(Entries with figure data)
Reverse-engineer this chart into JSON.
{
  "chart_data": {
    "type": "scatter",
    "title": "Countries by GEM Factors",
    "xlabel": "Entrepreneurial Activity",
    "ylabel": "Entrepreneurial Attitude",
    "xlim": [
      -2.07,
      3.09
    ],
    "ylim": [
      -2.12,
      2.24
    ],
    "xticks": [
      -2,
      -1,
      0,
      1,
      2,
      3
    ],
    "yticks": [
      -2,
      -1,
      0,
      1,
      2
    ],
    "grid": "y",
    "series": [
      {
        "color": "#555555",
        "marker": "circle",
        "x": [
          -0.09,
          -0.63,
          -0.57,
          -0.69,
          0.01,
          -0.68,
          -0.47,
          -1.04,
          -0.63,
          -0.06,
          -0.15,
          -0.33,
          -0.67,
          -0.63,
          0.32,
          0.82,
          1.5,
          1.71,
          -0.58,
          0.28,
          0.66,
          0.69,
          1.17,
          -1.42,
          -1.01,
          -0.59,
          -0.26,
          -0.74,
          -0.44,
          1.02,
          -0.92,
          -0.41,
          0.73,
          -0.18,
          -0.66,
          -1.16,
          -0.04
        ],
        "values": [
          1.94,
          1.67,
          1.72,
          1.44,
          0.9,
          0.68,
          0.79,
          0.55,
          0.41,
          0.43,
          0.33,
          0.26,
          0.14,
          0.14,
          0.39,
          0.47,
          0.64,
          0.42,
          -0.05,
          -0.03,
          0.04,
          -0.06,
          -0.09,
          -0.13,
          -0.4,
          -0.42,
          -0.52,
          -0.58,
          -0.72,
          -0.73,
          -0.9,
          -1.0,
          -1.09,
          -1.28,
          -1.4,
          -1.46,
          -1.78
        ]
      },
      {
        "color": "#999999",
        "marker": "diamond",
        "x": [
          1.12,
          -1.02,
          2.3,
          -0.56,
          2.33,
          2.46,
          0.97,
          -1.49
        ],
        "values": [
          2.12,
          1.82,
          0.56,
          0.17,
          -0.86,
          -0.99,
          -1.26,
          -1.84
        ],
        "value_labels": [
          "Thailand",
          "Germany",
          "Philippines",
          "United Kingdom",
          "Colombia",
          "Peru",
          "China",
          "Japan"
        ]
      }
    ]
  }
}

> _Work instructions_
Note how many lines in the material hold the word "Entrepreneurial", and give that number with nothing added.

> _Full solution_
2